- VORLIEGENDER TEXT
■ ■ ■ ■ ■ ■ ■
Anlässlich der Erinnerung an 30 Jahre Friedliche Revolution wurden vom 7. Oktober bis 9. November 2019 an der Schlossstraße parallel zum Kulturpalast zwei Ausstellungscontainer mit Sicht auf das Wandbild »Der Weg der Roten Fahne« platziert. Im Mittelpunkt des Ausstellungsprojektes standen Werte im Wandel der Zeit, ihre Bedeutung damals, heute und in Zukunft.
Eine Installation mit Einrichtungs- und Erinnerungsstücken aus der DDR und mehrere Dokumentationsstationen der Friedlichen Revolution in Dresden boten einen anregenden Rückblick. Im zweiten Container gab es die Möglichkeit, eigene Ideen und Visionen für eine Gesellschaft im Gespräch zu diskutieren, als Statements niederzuschreiben oder sich dem Thema mittels Fragebogen zu nähern. Eine Videoinstallation lieferte künstlerische Anregung.
Im Dialog bleiben
Die mehr als 1.000 Besucher kamen aus ganz Deutschland und dem Ausland. Etwa die Hälfte waren Dresdner, die andere Hälfte kam von Oldenburg bis in die Schweiz, von Gießen bis Görlitz. Das größte Interesse an der Ausstellung hatte die »Wendegeneration« zwischen 50 und 60 Jahren (26 Prozent), da sie Zeit vor und nach der »Wende« aus eigenem Erleben beurteilen können. Die erfreulich vielen jungen Besucher (21 Prozent), die erst nach dem Systemwechsel geboren wurden, zeugen von einem immensen Informationsbedarf an der Auseinandersetzung mit der DDR.
■ ■ ■ ■ ■ ■ ■
- BEREITGESTELLTES MATERIAL
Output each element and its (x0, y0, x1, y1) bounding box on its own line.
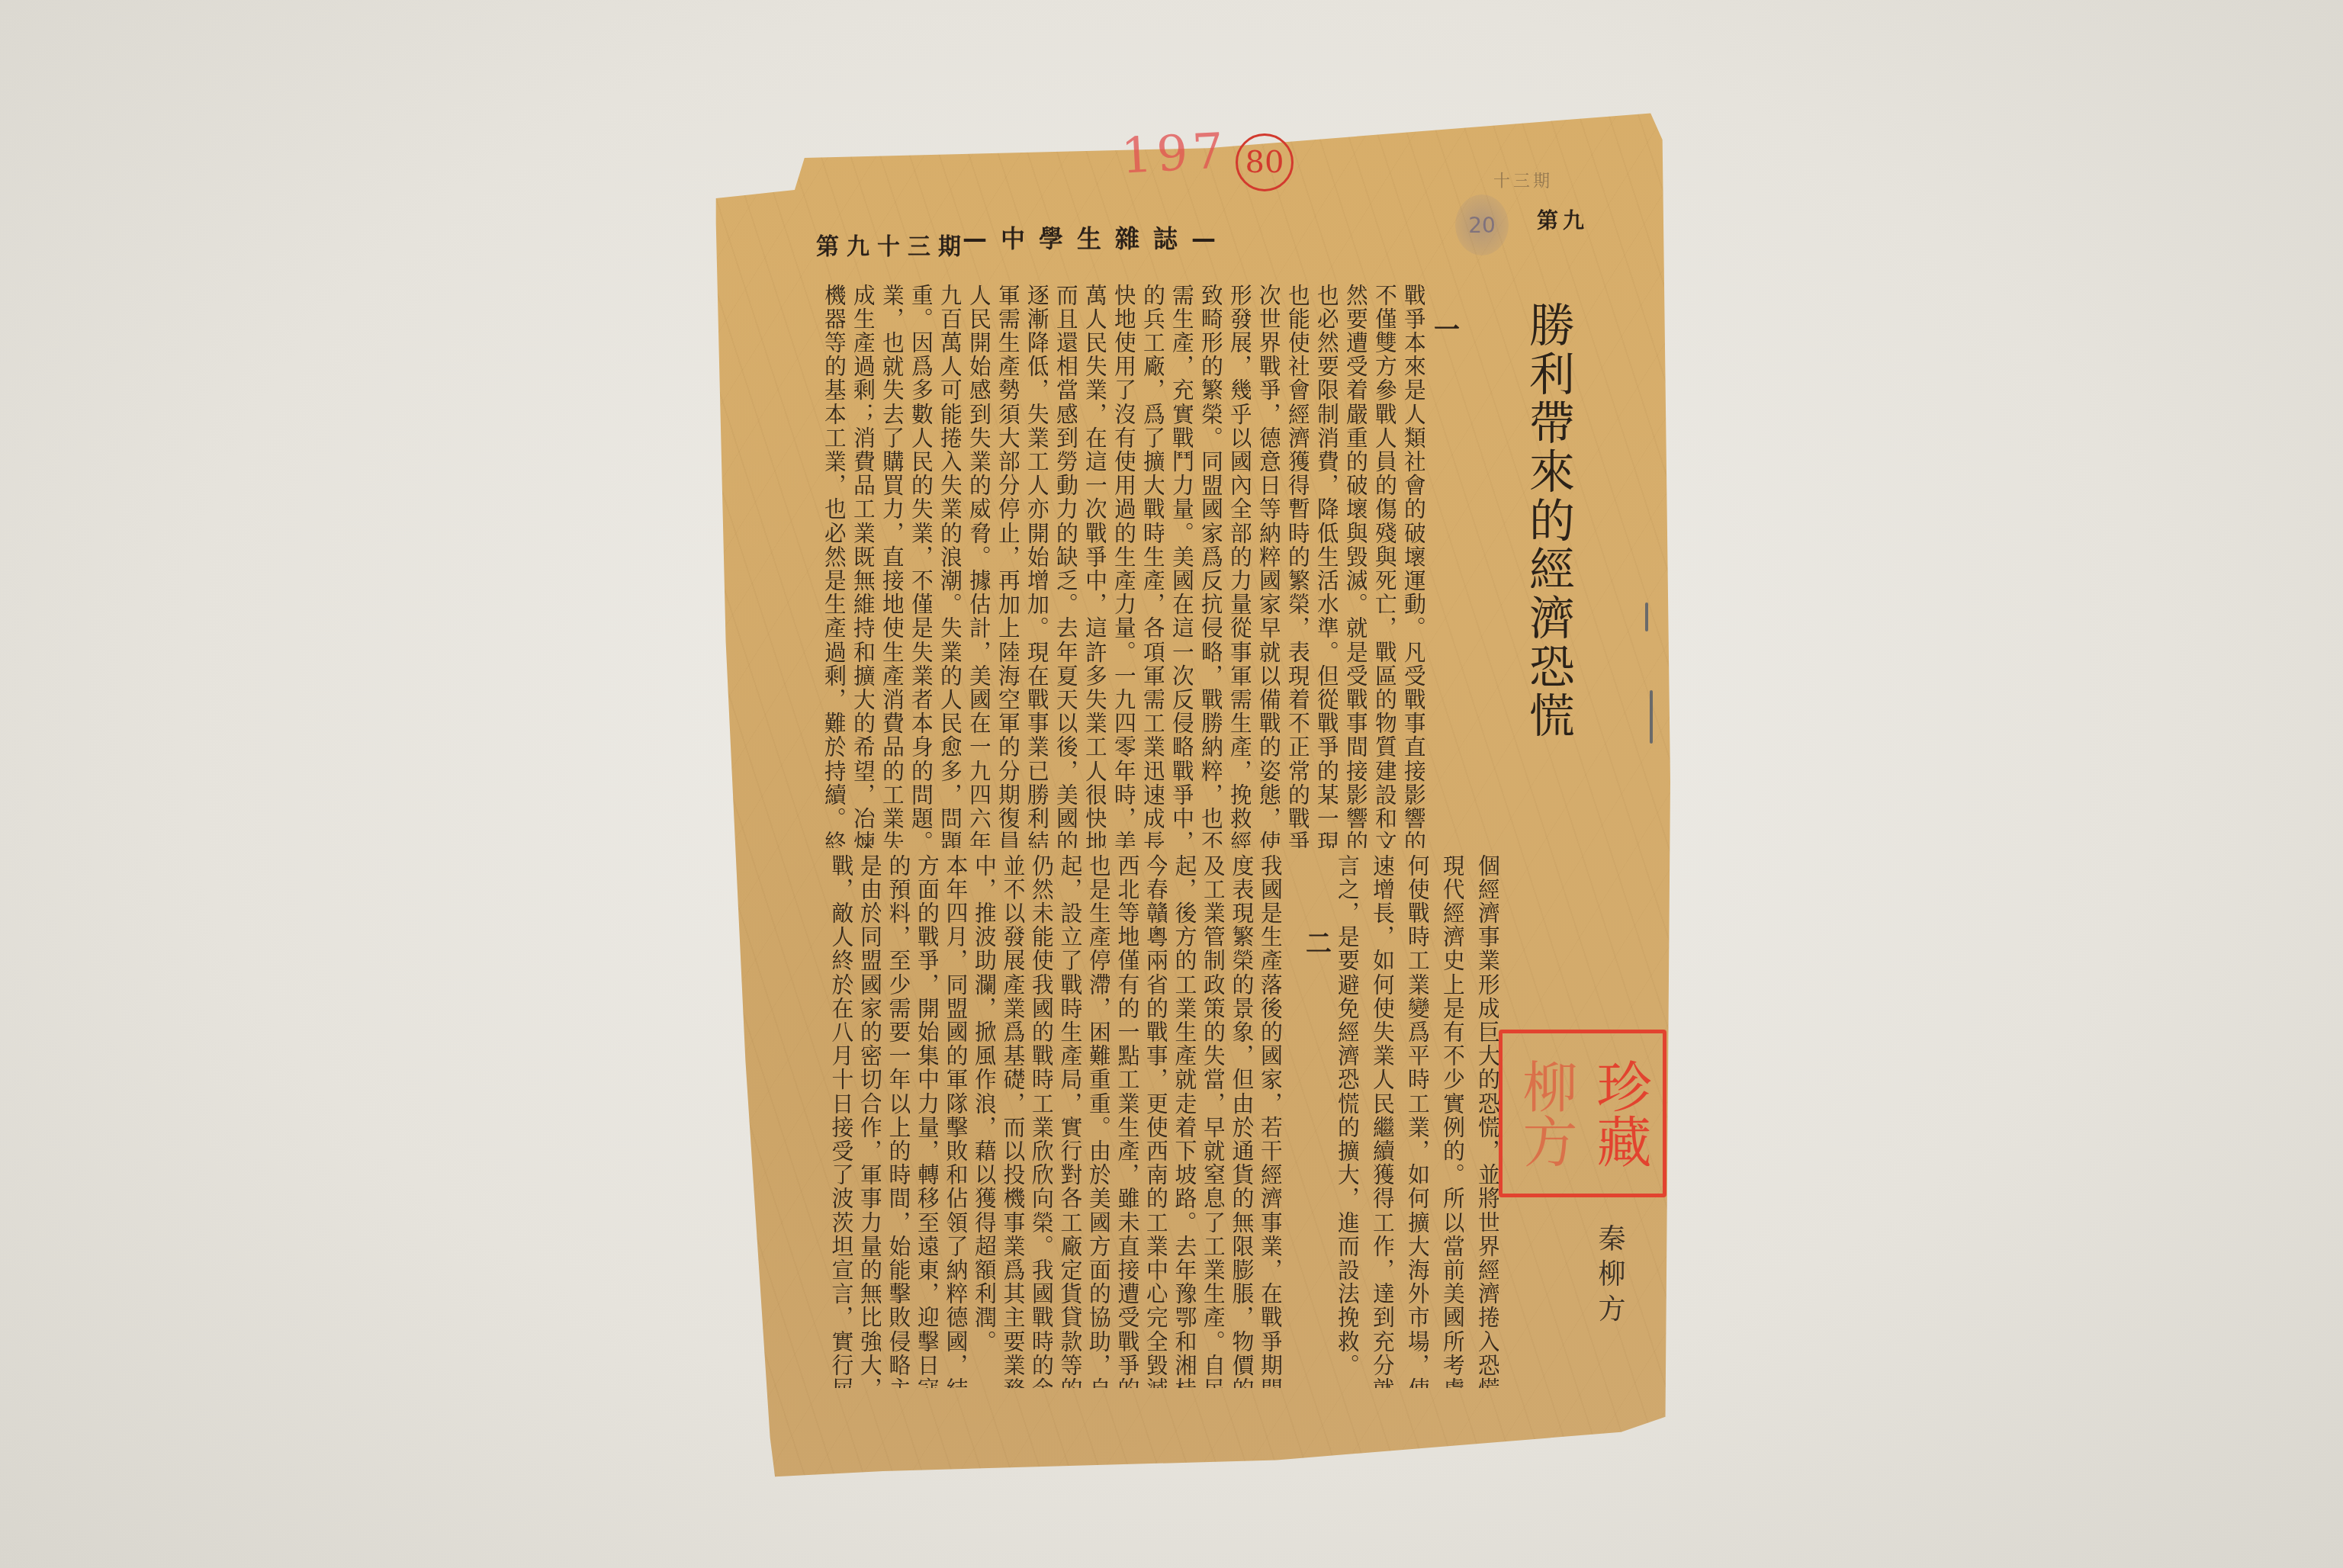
■ ■ ■ ■ ■ ■ ■
- AUFGABEN
• 1. Prüfen Sie für jede der Aussagen (a) bis (c), ob sie mit dem Text über die Ausstellung am Kulturpalast übereinstimmt, und antworten Sie jeweils mit Ja oder Nein samt den entscheidenden Worten des Textes als wörtliches Zitat: (a) Die Ausstellung war bis zum 9. November 2019 zu sehen. (b) Die meisten Besucher kamen aus dem Ausland. (c) Die jungen Besucher machten 21 Prozent aus.
• 2. Übertragen Sie aus dem Text über die Ausstellung am Kulturpalast den Abschnitt zwischen „Eine Installation mit“ und „lieferte künstlerische Anregung.“ einschließlich, und zwar wortgetreu.
Das Material wird für die Bearbeitung nicht gebraucht.

- ANTWORTEN
• 1.
(a) Ja – „vom 7. Oktober bis 9. November 2019“
(b) Nein – „Etwa die Hälfte waren Dresdner“
(c) Ja – „Die erfreulich vielen jungen Besucher (21 Prozent)“

• 2.
Eine Installation mit Einrichtungs- und Erinnerungsstücken aus der DDR und mehrere Dokumentationsstationen der Friedlichen Revolution in Dresden boten einen anregenden Rückblick. Im zweiten Container gab es die Möglichkeit, eigene Ideen und Visionen für eine Gesellschaft im Gespräch zu diskutieren, als Statements niederzuschreiben oder sich dem Thema mittels Fragebogen zu nähern. Eine Videoinstallation lieferte künstlerische Anregung.